- WRITTEN EXERCISE
Output every line of the material exactly, omitting images.

[Collected data entries]
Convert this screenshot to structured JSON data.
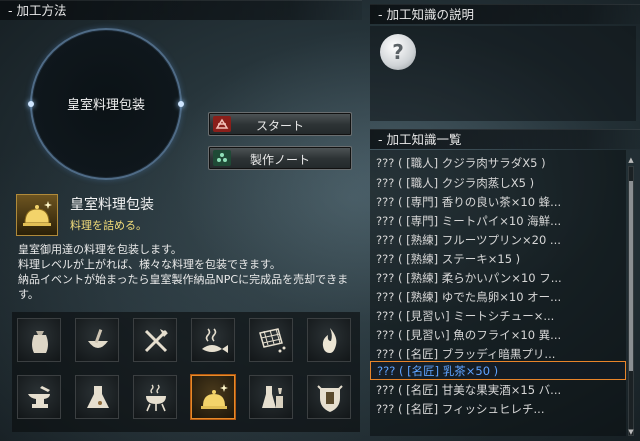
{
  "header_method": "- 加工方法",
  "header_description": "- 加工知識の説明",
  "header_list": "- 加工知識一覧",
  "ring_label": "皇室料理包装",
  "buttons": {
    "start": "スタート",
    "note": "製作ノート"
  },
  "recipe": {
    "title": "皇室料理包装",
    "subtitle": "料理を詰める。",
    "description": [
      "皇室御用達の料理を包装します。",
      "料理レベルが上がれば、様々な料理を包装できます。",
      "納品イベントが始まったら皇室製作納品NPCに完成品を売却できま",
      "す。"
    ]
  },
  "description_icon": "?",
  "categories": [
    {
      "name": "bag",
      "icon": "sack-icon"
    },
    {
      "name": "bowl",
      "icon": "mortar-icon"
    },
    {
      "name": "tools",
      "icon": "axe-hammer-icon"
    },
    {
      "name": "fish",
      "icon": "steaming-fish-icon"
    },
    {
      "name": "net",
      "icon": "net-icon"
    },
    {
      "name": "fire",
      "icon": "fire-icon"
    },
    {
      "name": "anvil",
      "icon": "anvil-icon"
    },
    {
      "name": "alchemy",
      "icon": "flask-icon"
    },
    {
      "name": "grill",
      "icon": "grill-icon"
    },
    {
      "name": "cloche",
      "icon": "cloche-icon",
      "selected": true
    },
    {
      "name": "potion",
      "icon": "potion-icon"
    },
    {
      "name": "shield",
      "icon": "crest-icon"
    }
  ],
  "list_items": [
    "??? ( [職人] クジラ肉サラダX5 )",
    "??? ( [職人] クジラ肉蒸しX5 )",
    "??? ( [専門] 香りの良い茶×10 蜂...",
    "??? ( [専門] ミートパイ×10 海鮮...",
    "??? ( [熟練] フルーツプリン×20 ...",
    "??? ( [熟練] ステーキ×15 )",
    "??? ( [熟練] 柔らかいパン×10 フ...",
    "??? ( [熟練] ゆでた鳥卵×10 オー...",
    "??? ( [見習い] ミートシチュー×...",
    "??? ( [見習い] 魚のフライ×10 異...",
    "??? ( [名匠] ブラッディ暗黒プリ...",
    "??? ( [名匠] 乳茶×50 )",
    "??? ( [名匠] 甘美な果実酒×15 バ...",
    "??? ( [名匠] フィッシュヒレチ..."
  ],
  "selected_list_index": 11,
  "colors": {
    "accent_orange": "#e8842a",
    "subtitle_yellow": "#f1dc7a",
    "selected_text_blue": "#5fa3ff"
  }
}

- RESPONSE TO THE EXERCISE
Convert this screenshot to structured JSON data.
{
  "header_method": "- 加工方法",
  "header_description": "- 加工知識の説明",
  "header_list": "- 加工知識一覧",
  "ring_label": "皇室料理包装",
  "buttons": {
    "start": "スタート",
    "note": "製作ノート"
  },
  "recipe": {
    "title": "皇室料理包装",
    "subtitle": "料理を詰める。",
    "description": [
      "皇室御用達の料理を包装します。",
      "料理レベルが上がれば、様々な料理を包装できます。",
      "納品イベントが始まったら皇室製作納品NPCに完成品を売却できま",
      "す。"
    ]
  },
  "description_icon": "?",
  "categories": [
    {
      "name": "bag",
      "icon": "sack-icon"
    },
    {
      "name": "bowl",
      "icon": "mortar-icon"
    },
    {
      "name": "tools",
      "icon": "axe-hammer-icon"
    },
    {
      "name": "fish",
      "icon": "steaming-fish-icon"
    },
    {
      "name": "net",
      "icon": "net-icon"
    },
    {
      "name": "fire",
      "icon": "fire-icon"
    },
    {
      "name": "anvil",
      "icon": "anvil-icon"
    },
    {
      "name": "alchemy",
      "icon": "flask-icon"
    },
    {
      "name": "grill",
      "icon": "grill-icon"
    },
    {
      "name": "cloche",
      "icon": "cloche-icon",
      "selected": true
    },
    {
      "name": "potion",
      "icon": "potion-icon"
    },
    {
      "name": "shield",
      "icon": "crest-icon"
    }
  ],
  "list_items": [
    "??? ( [職人] クジラ肉サラダX5 )",
    "??? ( [職人] クジラ肉蒸しX5 )",
    "??? ( [専門] 香りの良い茶×10 蜂...",
    "??? ( [専門] ミートパイ×10 海鮮...",
    "??? ( [熟練] フルーツプリン×20 ...",
    "??? ( [熟練] ステーキ×15 )",
    "??? ( [熟練] 柔らかいパン×10 フ...",
    "??? ( [熟練] ゆでた鳥卵×10 オー...",
    "??? ( [見習い] ミートシチュー×...",
    "??? ( [見習い] 魚のフライ×10 異...",
    "??? ( [名匠] ブラッディ暗黒プリ...",
    "??? ( [名匠] 乳茶×50 )",
    "??? ( [名匠] 甘美な果実酒×15 バ...",
    "??? ( [名匠] フィッシュヒレチ..."
  ],
  "selected_list_index": 11,
  "colors": {
    "accent_orange": "#e8842a",
    "subtitle_yellow": "#f1dc7a",
    "selected_text_blue": "#5fa3ff"
  }
}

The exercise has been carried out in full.